Make an exact copy of the lines, leaving the pictures out.

## DATA
Begin

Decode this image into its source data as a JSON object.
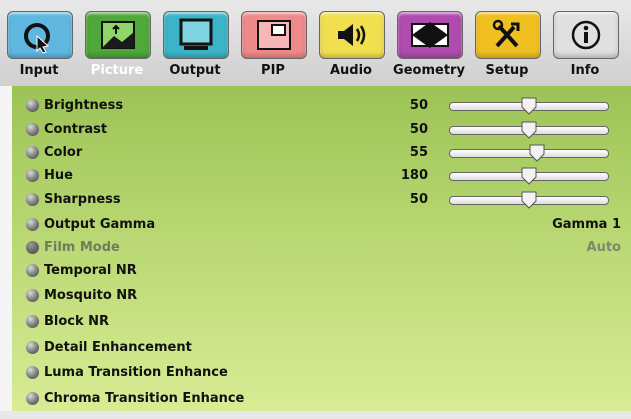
{
  "colors": {
    "input": "#5fb7e0",
    "picture": "#4fa83a",
    "output": "#3bb4c8",
    "pip": "#f08a8a",
    "audio": "#f0e050",
    "geometry": "#b04cb0",
    "setup": "#f0c020",
    "info": "#e0e0e0",
    "content_top": "#9cc356",
    "content_bottom": "#d8ec94"
  },
  "tabs": [
    {
      "label": "Input",
      "icon": "cursor-icon"
    },
    {
      "label": "Picture",
      "icon": "image-icon"
    },
    {
      "label": "Output",
      "icon": "monitor-icon"
    },
    {
      "label": "PIP",
      "icon": "pip-icon"
    },
    {
      "label": "Audio",
      "icon": "speaker-icon"
    },
    {
      "label": "Geometry",
      "icon": "geometry-icon"
    },
    {
      "label": "Setup",
      "icon": "tools-icon"
    },
    {
      "label": "Info",
      "icon": "info-icon"
    }
  ],
  "active_tab": "Picture",
  "settings": [
    {
      "label": "Brightness",
      "value": "50",
      "level": 50
    },
    {
      "label": "Contrast",
      "value": "50",
      "level": 50
    },
    {
      "label": "Color",
      "value": "55",
      "level": 55
    },
    {
      "label": "Hue",
      "value": "180",
      "level": 50
    },
    {
      "label": "Sharpness",
      "value": "50",
      "level": 50
    },
    {
      "label": "Output Gamma",
      "value": "Gamma 1"
    },
    {
      "label": "Film Mode",
      "value": "Auto",
      "disabled": true
    },
    {
      "label": "Temporal NR"
    },
    {
      "label": "Mosquito NR"
    },
    {
      "label": "Block NR"
    },
    {
      "label": "Detail Enhancement"
    },
    {
      "label": "Luma Transition Enhance"
    },
    {
      "label": "Chroma Transition Enhance"
    }
  ]
}
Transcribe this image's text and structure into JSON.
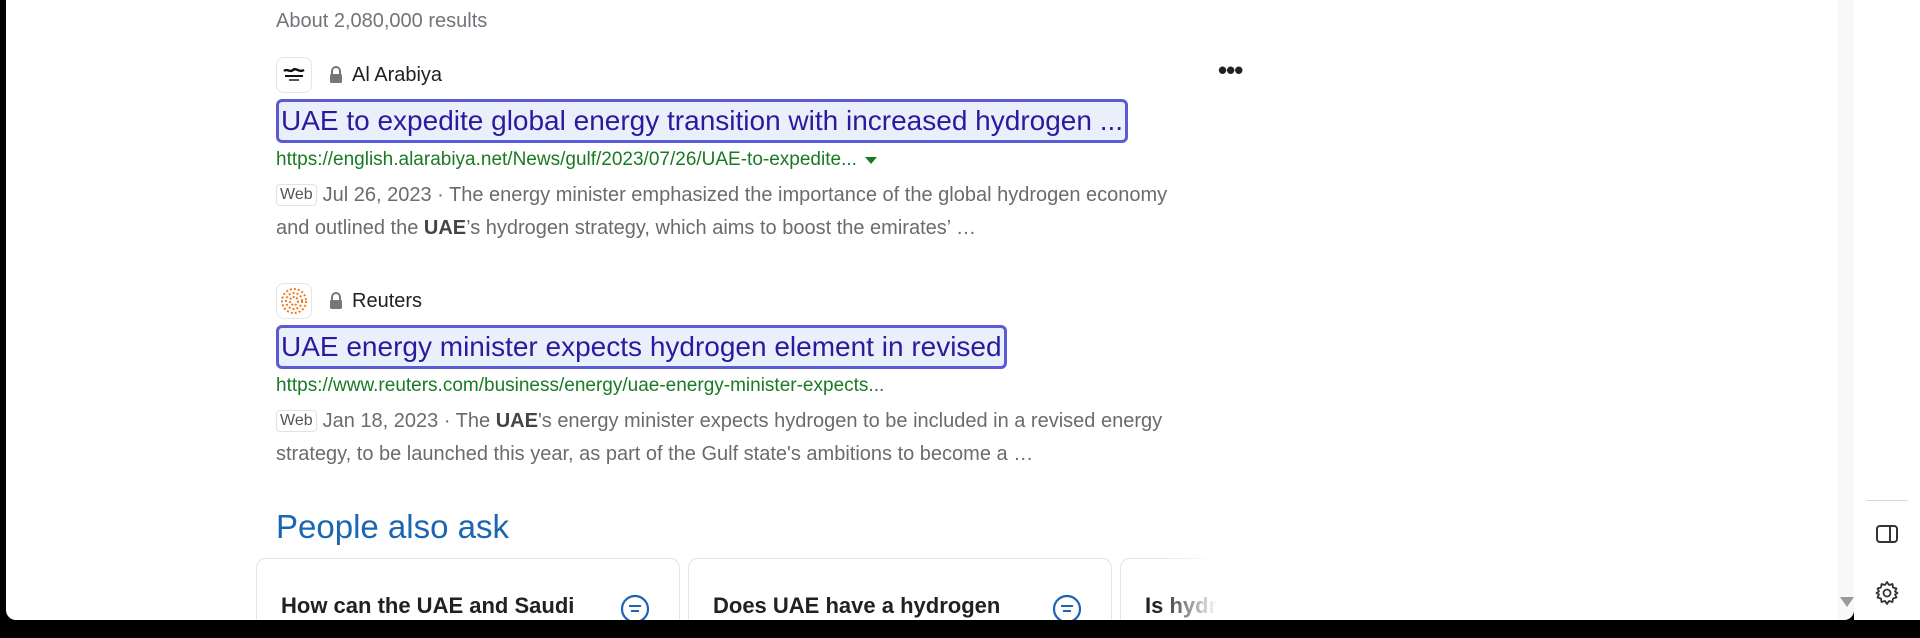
{
  "results_count": "About 2,080,000 results",
  "results": [
    {
      "source": "Al Arabiya",
      "title": "UAE to expedite global energy transition with increased hydrogen ...",
      "url": "https://english.alarabiya.net/News/gulf/2023/07/26/UAE-to-expedite...",
      "tag": "Web",
      "snippet_pre": "Jul 26, 2023 · The energy minister emphasized the importance of the global hydrogen economy and outlined the ",
      "snippet_bold": "UAE",
      "snippet_post": "’s hydrogen strategy, which aims to boost the emirates’ …"
    },
    {
      "source": "Reuters",
      "title": "UAE energy minister expects hydrogen element in revised",
      "url": "https://www.reuters.com/business/energy/uae-energy-minister-expects...",
      "tag": "Web",
      "snippet_pre": "Jan 18, 2023 · The ",
      "snippet_bold": "UAE",
      "snippet_post": "'s energy minister expects hydrogen to be included in a revised energy strategy, to be launched this year, as part of the Gulf state's ambitions to become a …"
    }
  ],
  "people_also_ask": {
    "title": "People also ask",
    "questions": [
      "How can the UAE and Saudi",
      "Does UAE have a hydrogen",
      "Is hydr"
    ]
  },
  "more_options_label": "•••",
  "icons": {
    "lock": "lock-icon",
    "more": "more-options-icon",
    "paa": "chat-bubble-icon",
    "side_panel": "side-panel-icon",
    "settings": "gear-icon"
  },
  "colors": {
    "link": "#2a1a9e",
    "url": "#1a7a23",
    "paa_title": "#1a66b3",
    "highlight_border": "#5b5bd6"
  }
}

End

## EXERCISE RESPONSE
Decode this image into its source data as a JSON object.
{
  "colors": {
    "input": "#5fb7e0",
    "picture": "#4fa83a",
    "output": "#3bb4c8",
    "pip": "#f08a8a",
    "audio": "#f0e050",
    "geometry": "#b04cb0",
    "setup": "#f0c020",
    "info": "#e0e0e0",
    "content_top": "#9cc356",
    "content_bottom": "#d8ec94"
  },
  "tabs": [
    {
      "label": "Input",
      "icon": "cursor-icon"
    },
    {
      "label": "Picture",
      "icon": "image-icon"
    },
    {
      "label": "Output",
      "icon": "monitor-icon"
    },
    {
      "label": "PIP",
      "icon": "pip-icon"
    },
    {
      "label": "Audio",
      "icon": "speaker-icon"
    },
    {
      "label": "Geometry",
      "icon": "geometry-icon"
    },
    {
      "label": "Setup",
      "icon": "tools-icon"
    },
    {
      "label": "Info",
      "icon": "info-icon"
    }
  ],
  "active_tab": "Picture",
  "settings": [
    {
      "label": "Brightness",
      "value": "50",
      "level": 50
    },
    {
      "label": "Contrast",
      "value": "50",
      "level": 50
    },
    {
      "label": "Color",
      "value": "55",
      "level": 55
    },
    {
      "label": "Hue",
      "value": "180",
      "level": 50
    },
    {
      "label": "Sharpness",
      "value": "50",
      "level": 50
    },
    {
      "label": "Output Gamma",
      "value": "Gamma 1"
    },
    {
      "label": "Film Mode",
      "value": "Auto",
      "disabled": true
    },
    {
      "label": "Temporal NR"
    },
    {
      "label": "Mosquito NR"
    },
    {
      "label": "Block NR"
    },
    {
      "label": "Detail Enhancement"
    },
    {
      "label": "Luma Transition Enhance"
    },
    {
      "label": "Chroma Transition Enhance"
    }
  ]
}
Transcribe this image's text and structure into JSON.
{
  "results_count": "About 2,080,000 results",
  "results": [
    {
      "source": "Al Arabiya",
      "title": "UAE to expedite global energy transition with increased hydrogen ...",
      "url": "https://english.alarabiya.net/News/gulf/2023/07/26/UAE-to-expedite...",
      "tag": "Web",
      "snippet_pre": "Jul 26, 2023 · The energy minister emphasized the importance of the global hydrogen economy and outlined the ",
      "snippet_bold": "UAE",
      "snippet_post": "’s hydrogen strategy, which aims to boost the emirates’ …"
    },
    {
      "source": "Reuters",
      "title": "UAE energy minister expects hydrogen element in revised",
      "url": "https://www.reuters.com/business/energy/uae-energy-minister-expects...",
      "tag": "Web",
      "snippet_pre": "Jan 18, 2023 · The ",
      "snippet_bold": "UAE",
      "snippet_post": "'s energy minister expects hydrogen to be included in a revised energy strategy, to be launched this year, as part of the Gulf state's ambitions to become a …"
    }
  ],
  "people_also_ask": {
    "title": "People also ask",
    "questions": [
      "How can the UAE and Saudi",
      "Does UAE have a hydrogen",
      "Is hydr"
    ]
  },
  "more_options_label": "•••",
  "icons": {
    "lock": "lock-icon",
    "more": "more-options-icon",
    "paa": "chat-bubble-icon",
    "side_panel": "side-panel-icon",
    "settings": "gear-icon"
  },
  "colors": {
    "link": "#2a1a9e",
    "url": "#1a7a23",
    "paa_title": "#1a66b3",
    "highlight_border": "#5b5bd6"
  }
}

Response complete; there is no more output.